# start of RECORDS SUPPLIED
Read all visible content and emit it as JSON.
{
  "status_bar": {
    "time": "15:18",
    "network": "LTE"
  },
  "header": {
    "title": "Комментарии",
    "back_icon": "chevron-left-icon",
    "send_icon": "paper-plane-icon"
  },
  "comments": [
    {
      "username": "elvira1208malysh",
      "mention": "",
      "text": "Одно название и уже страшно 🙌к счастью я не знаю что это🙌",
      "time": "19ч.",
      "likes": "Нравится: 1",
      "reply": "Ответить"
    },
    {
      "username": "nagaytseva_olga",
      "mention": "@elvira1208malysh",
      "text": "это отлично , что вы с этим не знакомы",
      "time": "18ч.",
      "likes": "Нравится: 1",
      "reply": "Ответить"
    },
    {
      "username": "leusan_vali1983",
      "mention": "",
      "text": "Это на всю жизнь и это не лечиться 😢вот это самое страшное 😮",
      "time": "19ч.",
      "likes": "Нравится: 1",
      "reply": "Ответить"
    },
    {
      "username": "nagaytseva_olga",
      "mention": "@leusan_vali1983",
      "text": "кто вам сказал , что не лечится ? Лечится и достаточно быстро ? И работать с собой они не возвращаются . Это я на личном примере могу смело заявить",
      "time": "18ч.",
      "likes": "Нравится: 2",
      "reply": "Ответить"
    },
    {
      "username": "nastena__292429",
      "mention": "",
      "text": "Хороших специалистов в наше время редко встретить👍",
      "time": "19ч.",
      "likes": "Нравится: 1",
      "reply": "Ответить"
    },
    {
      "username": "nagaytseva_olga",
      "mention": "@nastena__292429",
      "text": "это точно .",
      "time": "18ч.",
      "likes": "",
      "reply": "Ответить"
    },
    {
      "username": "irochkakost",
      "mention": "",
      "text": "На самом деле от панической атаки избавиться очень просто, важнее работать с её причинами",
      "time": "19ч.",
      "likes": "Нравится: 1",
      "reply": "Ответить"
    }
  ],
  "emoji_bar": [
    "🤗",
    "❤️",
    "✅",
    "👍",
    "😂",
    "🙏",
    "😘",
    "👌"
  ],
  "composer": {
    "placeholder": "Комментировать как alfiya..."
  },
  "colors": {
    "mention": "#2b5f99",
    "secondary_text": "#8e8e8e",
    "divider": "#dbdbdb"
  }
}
# end of RECORDS SUPPLIED
__WHAT YOU NEED TO DO__
Give all of the entries again, word for word.

__PROBLEM SOLUTION__
Read all visible content and emit it as JSON.
{
  "status_bar": {
    "time": "15:18",
    "network": "LTE"
  },
  "header": {
    "title": "Комментарии",
    "back_icon": "chevron-left-icon",
    "send_icon": "paper-plane-icon"
  },
  "comments": [
    {
      "username": "elvira1208malysh",
      "mention": "",
      "text": "Одно название и уже страшно 🙌к счастью я не знаю что это🙌",
      "time": "19ч.",
      "likes": "Нравится: 1",
      "reply": "Ответить"
    },
    {
      "username": "nagaytseva_olga",
      "mention": "@elvira1208malysh",
      "text": "это отлично , что вы с этим не знакомы",
      "time": "18ч.",
      "likes": "Нравится: 1",
      "reply": "Ответить"
    },
    {
      "username": "leusan_vali1983",
      "mention": "",
      "text": "Это на всю жизнь и это не лечиться 😢вот это самое страшное 😮",
      "time": "19ч.",
      "likes": "Нравится: 1",
      "reply": "Ответить"
    },
    {
      "username": "nagaytseva_olga",
      "mention": "@leusan_vali1983",
      "text": "кто вам сказал , что не лечится ? Лечится и достаточно быстро ? И работать с собой они не возвращаются . Это я на личном примере могу смело заявить",
      "time": "18ч.",
      "likes": "Нравится: 2",
      "reply": "Ответить"
    },
    {
      "username": "nastena__292429",
      "mention": "",
      "text": "Хороших специалистов в наше время редко встретить👍",
      "time": "19ч.",
      "likes": "Нравится: 1",
      "reply": "Ответить"
    },
    {
      "username": "nagaytseva_olga",
      "mention": "@nastena__292429",
      "text": "это точно .",
      "time": "18ч.",
      "likes": "",
      "reply": "Ответить"
    },
    {
      "username": "irochkakost",
      "mention": "",
      "text": "На самом деле от панической атаки избавиться очень просто, важнее работать с её причинами",
      "time": "19ч.",
      "likes": "Нравится: 1",
      "reply": "Ответить"
    }
  ],
  "emoji_bar": [
    "🤗",
    "❤️",
    "✅",
    "👍",
    "😂",
    "🙏",
    "😘",
    "👌"
  ],
  "composer": {
    "placeholder": "Комментировать как alfiya..."
  },
  "colors": {
    "mention": "#2b5f99",
    "secondary_text": "#8e8e8e",
    "divider": "#dbdbdb"
  }
}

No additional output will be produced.